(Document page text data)
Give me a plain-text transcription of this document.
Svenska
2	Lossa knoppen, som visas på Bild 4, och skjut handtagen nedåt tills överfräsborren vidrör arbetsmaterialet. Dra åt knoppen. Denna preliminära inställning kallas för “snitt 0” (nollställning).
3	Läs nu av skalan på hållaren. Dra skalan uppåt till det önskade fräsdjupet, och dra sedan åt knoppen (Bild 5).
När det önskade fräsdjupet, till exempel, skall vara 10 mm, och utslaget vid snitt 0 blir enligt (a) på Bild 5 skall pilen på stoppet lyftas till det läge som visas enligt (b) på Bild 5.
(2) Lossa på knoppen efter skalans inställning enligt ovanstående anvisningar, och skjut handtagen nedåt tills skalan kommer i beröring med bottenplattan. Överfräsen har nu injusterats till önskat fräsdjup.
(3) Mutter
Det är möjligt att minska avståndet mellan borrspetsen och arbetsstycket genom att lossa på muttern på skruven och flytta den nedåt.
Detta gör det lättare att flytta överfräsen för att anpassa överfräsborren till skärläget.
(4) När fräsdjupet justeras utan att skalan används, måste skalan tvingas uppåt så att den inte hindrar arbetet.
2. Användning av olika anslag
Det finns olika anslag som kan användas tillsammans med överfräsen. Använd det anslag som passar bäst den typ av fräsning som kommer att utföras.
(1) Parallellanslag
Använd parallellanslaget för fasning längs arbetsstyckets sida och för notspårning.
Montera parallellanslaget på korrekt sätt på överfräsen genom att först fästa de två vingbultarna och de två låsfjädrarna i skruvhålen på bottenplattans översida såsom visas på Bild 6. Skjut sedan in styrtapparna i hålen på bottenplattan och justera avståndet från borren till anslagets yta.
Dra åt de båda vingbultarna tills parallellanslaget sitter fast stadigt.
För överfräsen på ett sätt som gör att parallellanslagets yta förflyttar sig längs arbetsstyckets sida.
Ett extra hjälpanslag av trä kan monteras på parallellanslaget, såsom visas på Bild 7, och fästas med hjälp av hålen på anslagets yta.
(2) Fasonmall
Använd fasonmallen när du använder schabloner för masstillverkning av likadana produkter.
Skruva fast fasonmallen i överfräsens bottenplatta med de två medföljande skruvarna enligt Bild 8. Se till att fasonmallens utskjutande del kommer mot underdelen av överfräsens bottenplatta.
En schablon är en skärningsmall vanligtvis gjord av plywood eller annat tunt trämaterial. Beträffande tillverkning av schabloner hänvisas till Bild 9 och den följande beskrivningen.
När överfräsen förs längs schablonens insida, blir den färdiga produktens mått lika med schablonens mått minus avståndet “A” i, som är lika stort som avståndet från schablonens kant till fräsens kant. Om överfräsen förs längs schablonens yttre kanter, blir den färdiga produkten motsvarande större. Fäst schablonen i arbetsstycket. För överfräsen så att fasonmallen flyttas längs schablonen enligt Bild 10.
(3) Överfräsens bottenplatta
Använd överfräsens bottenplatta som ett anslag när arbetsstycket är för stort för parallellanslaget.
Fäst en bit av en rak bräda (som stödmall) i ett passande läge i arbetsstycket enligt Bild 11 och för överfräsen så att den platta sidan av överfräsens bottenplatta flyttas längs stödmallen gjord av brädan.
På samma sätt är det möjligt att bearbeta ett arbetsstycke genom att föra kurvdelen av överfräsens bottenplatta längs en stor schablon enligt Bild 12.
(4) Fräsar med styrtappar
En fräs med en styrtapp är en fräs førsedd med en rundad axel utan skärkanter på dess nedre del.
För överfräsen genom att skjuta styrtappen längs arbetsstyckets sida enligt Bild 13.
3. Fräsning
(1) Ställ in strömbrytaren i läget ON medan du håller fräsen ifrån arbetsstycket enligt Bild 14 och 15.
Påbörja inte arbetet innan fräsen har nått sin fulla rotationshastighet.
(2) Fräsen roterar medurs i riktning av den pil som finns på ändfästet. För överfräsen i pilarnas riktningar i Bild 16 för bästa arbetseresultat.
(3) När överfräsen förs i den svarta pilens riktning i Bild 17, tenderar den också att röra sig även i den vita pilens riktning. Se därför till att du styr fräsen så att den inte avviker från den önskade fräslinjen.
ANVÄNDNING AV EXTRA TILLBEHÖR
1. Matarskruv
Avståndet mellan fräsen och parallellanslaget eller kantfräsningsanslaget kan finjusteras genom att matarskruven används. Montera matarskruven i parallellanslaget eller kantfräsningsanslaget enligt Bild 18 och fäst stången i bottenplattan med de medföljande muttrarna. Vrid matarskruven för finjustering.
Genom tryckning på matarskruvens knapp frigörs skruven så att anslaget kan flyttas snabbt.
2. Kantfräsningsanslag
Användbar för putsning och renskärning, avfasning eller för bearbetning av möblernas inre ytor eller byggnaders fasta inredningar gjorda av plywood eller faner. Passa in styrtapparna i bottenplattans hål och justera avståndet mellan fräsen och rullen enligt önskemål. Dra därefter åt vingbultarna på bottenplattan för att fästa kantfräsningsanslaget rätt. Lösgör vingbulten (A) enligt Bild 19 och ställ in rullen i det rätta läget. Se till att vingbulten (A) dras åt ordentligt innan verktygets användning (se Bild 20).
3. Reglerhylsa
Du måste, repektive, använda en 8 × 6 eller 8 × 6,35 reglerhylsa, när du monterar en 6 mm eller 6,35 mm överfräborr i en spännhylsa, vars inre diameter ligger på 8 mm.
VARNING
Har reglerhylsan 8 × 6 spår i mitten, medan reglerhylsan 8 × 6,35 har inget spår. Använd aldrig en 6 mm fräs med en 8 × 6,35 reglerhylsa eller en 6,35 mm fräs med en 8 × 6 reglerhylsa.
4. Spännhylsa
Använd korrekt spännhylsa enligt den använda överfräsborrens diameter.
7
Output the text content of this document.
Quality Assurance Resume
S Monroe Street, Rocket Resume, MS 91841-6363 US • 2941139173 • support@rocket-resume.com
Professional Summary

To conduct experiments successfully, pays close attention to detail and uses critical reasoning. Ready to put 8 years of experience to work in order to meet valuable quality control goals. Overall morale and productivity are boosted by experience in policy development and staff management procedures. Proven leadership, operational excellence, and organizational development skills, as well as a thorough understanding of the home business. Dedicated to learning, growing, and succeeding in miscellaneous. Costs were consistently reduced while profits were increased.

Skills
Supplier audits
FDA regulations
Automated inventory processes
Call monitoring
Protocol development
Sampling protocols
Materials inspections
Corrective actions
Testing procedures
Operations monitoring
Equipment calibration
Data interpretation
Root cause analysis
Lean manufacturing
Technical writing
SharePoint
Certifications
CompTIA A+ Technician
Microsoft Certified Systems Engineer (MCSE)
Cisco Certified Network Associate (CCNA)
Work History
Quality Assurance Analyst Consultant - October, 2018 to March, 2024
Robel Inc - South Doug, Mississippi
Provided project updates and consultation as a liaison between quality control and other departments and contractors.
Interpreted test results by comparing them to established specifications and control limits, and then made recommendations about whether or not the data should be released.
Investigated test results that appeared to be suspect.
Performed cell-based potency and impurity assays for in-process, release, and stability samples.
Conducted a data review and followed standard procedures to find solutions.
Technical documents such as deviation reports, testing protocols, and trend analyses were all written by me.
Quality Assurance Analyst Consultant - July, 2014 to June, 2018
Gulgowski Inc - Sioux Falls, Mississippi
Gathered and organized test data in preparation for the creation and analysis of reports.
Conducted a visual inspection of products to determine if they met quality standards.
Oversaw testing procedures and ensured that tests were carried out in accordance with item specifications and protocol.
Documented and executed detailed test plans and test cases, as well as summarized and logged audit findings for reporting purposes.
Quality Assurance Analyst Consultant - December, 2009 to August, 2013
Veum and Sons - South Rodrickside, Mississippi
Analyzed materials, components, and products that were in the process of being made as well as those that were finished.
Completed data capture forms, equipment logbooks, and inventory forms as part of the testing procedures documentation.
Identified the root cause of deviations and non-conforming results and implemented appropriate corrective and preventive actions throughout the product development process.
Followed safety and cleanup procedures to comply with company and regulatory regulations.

- _INSTRUCTIONS FOR THE TASK_
Look over the entries above and count the lines where the word "South" appears, then report only that count.

- _ANSWER TO THIS TASK_
2